Identify all lines in the data containing the string "phos". Copy them out.
== Records
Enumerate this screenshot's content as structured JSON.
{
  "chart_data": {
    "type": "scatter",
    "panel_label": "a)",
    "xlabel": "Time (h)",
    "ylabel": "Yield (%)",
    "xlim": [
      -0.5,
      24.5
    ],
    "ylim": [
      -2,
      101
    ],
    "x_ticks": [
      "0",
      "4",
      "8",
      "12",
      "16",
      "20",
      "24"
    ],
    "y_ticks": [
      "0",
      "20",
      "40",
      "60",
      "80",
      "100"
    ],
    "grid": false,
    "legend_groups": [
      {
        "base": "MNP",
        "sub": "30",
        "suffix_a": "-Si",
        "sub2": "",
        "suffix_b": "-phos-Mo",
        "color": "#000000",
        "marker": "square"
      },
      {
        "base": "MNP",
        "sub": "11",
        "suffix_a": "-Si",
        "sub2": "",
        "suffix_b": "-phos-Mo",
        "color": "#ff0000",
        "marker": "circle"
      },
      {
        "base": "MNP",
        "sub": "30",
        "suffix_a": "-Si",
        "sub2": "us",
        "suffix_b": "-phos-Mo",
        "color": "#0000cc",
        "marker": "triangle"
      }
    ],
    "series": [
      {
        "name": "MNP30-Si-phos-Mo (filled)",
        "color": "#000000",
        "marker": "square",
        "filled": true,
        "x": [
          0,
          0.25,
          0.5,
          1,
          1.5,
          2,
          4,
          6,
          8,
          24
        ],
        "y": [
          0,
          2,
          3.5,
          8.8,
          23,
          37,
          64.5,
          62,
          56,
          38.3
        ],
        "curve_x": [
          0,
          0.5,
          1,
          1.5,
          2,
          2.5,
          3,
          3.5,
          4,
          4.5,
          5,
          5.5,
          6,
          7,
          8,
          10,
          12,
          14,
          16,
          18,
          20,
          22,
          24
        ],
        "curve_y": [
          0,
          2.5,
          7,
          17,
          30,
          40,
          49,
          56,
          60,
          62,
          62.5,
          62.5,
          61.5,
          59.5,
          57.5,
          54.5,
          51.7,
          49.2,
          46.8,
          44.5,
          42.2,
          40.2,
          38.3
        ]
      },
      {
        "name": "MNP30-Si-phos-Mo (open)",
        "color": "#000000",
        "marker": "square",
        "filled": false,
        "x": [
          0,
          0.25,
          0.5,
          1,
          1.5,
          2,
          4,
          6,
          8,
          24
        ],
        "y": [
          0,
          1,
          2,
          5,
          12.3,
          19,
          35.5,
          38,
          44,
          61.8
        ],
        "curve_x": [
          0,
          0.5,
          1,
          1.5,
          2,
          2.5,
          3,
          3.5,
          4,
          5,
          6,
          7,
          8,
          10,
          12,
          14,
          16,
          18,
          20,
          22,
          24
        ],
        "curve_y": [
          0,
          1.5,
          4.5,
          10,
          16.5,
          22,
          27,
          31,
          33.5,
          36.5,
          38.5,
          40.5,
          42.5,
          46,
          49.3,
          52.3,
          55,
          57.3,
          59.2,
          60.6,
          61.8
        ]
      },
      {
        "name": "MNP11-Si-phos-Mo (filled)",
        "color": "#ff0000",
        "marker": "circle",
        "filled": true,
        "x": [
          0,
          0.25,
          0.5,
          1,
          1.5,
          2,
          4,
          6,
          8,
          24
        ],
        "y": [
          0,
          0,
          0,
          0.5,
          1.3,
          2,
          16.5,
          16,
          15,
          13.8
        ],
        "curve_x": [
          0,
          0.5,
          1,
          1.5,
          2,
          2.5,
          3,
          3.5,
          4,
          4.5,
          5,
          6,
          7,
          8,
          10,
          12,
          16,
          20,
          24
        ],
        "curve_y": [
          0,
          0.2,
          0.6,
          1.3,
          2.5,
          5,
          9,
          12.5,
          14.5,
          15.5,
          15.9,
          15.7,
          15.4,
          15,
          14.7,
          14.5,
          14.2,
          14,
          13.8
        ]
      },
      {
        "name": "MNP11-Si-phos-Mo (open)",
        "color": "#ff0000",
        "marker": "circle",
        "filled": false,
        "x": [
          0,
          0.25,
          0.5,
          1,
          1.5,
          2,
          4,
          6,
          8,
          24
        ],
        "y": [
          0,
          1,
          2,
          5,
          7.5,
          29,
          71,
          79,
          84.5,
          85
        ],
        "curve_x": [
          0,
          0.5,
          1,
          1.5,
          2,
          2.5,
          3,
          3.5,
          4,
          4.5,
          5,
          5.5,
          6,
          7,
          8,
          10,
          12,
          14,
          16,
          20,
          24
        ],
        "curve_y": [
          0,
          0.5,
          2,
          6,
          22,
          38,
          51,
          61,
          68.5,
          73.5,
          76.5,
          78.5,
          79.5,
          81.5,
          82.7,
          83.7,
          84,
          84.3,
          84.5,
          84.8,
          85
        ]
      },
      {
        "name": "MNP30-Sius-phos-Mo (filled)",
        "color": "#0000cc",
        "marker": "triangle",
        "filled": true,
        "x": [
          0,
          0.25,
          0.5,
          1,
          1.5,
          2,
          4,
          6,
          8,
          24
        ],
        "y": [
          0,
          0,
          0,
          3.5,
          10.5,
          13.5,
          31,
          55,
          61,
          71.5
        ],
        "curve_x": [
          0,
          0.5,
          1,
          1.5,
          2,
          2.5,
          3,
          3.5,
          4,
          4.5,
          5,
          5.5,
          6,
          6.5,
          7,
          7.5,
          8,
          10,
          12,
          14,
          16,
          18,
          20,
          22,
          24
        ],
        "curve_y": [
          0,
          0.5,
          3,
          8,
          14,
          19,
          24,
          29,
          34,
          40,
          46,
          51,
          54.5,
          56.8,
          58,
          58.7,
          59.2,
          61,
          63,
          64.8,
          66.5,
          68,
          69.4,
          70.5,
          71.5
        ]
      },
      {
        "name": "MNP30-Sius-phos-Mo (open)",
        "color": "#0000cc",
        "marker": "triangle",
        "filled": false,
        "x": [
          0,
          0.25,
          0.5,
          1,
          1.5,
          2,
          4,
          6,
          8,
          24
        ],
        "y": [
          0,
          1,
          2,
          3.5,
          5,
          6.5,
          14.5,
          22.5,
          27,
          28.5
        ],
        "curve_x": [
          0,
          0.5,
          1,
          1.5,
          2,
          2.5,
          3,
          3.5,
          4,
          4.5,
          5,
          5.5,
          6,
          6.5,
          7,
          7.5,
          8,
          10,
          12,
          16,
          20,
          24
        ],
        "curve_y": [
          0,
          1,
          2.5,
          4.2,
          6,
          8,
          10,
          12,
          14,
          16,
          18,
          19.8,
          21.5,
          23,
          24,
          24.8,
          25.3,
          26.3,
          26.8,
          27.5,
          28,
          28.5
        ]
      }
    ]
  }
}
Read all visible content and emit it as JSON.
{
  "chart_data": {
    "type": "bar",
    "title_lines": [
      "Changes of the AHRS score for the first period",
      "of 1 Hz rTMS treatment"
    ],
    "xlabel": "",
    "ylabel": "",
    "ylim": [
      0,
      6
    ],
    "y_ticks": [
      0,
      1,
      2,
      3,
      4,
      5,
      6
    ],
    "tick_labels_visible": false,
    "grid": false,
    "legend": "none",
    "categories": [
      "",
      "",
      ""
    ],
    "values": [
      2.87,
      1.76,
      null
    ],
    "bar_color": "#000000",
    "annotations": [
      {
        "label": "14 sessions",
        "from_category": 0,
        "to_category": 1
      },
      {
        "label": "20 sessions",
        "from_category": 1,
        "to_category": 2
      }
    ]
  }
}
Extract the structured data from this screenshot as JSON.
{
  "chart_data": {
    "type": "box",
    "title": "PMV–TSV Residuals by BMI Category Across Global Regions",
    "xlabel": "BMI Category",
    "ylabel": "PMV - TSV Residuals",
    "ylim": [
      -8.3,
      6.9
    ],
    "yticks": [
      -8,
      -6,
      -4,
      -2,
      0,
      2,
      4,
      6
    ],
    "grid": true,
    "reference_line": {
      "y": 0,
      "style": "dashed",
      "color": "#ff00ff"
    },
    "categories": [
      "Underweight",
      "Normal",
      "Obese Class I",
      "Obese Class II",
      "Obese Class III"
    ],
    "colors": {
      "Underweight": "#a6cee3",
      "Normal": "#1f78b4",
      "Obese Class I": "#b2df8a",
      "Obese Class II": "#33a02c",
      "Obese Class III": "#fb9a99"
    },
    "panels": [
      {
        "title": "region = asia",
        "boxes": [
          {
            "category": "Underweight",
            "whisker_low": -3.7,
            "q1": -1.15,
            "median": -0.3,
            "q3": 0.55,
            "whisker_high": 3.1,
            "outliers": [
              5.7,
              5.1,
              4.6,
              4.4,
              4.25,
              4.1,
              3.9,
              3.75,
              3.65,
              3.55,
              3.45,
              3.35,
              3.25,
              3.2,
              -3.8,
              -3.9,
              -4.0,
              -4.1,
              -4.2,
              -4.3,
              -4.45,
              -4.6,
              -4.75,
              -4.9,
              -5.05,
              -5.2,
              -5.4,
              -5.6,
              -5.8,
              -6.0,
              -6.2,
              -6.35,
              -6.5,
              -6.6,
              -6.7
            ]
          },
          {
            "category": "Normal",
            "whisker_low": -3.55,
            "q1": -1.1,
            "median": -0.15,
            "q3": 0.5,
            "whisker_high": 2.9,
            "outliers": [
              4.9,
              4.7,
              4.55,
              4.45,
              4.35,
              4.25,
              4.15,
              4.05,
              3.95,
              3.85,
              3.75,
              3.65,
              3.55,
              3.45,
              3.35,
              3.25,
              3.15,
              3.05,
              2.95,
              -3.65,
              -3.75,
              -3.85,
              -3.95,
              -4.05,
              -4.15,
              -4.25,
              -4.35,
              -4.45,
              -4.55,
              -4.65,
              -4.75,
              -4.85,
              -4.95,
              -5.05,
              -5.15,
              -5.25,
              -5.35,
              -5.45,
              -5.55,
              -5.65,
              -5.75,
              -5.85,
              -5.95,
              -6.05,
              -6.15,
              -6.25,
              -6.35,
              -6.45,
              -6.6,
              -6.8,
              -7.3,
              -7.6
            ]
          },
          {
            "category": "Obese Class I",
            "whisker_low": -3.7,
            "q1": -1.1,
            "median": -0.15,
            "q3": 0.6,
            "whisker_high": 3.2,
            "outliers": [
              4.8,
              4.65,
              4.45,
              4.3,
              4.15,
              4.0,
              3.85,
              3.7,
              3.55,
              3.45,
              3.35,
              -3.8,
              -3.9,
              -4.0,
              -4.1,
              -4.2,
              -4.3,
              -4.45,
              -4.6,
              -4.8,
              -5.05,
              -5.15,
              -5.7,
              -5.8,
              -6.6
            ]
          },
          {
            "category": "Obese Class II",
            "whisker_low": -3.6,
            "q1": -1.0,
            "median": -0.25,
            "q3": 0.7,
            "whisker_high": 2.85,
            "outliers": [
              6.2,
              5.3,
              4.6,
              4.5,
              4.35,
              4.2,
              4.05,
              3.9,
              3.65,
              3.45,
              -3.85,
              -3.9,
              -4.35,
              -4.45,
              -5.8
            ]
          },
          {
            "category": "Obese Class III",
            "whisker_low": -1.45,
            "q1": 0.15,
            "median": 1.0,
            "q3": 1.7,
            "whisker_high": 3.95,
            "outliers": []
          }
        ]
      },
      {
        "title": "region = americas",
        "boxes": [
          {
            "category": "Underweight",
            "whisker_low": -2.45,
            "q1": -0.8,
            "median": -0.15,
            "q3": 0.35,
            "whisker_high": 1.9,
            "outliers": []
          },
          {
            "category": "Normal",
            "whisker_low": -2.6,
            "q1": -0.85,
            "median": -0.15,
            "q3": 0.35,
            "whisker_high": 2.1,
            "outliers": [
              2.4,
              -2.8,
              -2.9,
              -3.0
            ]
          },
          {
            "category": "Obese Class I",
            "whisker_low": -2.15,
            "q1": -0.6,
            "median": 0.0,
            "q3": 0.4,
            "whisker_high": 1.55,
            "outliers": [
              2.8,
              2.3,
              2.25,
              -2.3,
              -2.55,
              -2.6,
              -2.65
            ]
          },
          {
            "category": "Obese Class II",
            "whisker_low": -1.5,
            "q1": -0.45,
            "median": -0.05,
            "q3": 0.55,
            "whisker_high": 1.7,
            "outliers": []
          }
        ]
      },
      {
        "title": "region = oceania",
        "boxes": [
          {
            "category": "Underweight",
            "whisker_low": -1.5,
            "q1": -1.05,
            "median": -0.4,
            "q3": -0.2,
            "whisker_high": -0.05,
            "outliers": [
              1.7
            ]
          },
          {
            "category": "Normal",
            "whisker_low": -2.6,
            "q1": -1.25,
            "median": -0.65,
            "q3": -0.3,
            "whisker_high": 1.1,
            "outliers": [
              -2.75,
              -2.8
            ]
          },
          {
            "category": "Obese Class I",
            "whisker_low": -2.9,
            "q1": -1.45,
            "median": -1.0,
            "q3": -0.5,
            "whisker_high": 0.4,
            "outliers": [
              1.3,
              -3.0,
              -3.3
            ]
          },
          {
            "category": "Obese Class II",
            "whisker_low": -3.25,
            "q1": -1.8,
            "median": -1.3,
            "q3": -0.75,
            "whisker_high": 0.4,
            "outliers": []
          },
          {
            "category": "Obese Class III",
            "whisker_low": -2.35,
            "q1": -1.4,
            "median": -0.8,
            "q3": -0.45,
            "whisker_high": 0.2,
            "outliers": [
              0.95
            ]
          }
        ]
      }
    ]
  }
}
====
• Result:
        "suffix_b": "-phos-Mo",
        "suffix_b": "-phos-Mo",
        "suffix_b": "-phos-Mo",
        "name": "MNP30-Si-phos-Mo (filled)",
        "name": "MNP30-Si-phos-Mo (open)",
        "name": "MNP11-Si-phos-Mo (filled)",
        "name": "MNP11-Si-phos-Mo (open)",
        "name": "MNP30-Sius-phos-Mo (filled)",
        "name": "MNP30-Sius-phos-Mo (open)",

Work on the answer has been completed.